▶ WHAT IS NEEDED:
Gather from the material every line that contains the string "this".

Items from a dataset
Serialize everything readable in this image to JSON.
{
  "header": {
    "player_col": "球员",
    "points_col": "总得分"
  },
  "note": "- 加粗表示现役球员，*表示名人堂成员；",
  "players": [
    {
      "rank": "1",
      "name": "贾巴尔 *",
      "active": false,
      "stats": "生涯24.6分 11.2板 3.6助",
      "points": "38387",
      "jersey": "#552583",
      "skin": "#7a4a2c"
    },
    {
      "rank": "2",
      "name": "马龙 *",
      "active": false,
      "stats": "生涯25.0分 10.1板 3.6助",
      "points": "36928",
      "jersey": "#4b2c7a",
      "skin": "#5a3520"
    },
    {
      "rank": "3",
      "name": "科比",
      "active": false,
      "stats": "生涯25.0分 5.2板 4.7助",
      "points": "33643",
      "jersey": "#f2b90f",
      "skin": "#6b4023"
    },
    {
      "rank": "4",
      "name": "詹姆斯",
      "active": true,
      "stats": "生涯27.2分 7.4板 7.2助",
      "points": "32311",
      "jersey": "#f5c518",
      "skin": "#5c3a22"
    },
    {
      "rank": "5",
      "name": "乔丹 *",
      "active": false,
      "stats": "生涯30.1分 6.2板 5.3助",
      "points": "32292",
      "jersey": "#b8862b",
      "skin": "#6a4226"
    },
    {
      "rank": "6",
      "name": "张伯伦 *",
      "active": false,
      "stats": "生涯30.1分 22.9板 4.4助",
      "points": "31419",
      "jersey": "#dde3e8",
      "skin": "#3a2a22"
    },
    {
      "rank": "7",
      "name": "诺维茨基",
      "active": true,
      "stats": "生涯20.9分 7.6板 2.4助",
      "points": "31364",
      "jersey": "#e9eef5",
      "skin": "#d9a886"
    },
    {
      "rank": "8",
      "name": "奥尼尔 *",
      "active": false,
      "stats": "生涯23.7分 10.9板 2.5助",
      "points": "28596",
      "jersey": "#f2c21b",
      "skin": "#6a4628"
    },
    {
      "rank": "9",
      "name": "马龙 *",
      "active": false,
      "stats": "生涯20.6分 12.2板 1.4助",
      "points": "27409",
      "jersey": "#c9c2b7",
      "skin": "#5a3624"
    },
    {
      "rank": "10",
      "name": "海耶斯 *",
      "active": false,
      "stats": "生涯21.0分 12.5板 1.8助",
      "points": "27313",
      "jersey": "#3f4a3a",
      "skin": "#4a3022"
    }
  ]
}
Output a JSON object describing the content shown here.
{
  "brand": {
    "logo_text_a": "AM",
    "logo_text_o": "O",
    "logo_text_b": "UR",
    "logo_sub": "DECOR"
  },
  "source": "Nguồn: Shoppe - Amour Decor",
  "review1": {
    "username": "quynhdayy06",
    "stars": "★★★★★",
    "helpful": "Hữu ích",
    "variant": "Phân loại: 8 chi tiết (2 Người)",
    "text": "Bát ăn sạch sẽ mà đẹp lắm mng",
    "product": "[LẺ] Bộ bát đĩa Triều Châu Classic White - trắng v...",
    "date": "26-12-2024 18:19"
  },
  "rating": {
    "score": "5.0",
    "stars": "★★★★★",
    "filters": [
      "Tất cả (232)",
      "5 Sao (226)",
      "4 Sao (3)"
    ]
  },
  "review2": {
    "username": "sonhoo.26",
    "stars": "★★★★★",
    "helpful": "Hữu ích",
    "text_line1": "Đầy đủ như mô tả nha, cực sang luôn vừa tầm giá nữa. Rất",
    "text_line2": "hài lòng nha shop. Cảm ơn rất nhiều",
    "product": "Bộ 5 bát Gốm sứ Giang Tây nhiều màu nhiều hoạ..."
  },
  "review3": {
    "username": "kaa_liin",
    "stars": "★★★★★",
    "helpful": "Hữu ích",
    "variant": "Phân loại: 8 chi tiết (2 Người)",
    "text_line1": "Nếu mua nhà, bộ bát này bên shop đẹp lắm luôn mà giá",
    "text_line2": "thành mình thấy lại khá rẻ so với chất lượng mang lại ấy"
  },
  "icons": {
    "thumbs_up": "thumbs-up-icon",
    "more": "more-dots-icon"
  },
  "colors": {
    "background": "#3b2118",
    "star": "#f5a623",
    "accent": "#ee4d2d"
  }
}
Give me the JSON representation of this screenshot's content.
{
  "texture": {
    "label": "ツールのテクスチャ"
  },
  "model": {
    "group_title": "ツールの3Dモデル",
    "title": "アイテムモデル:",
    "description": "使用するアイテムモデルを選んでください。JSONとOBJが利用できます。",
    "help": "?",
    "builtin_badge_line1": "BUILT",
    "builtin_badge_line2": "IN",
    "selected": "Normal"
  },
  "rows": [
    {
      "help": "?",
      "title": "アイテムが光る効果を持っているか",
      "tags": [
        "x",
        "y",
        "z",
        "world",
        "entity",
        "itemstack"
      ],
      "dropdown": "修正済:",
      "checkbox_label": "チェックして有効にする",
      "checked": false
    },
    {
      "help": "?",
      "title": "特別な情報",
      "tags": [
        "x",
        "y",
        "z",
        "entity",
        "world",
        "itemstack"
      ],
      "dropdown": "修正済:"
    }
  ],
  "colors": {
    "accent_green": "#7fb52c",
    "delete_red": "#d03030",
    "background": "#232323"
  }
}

▶ REPLY:
Serialize everything readable in this image to JSON.
Give me the JSON representation of this screenshot's content.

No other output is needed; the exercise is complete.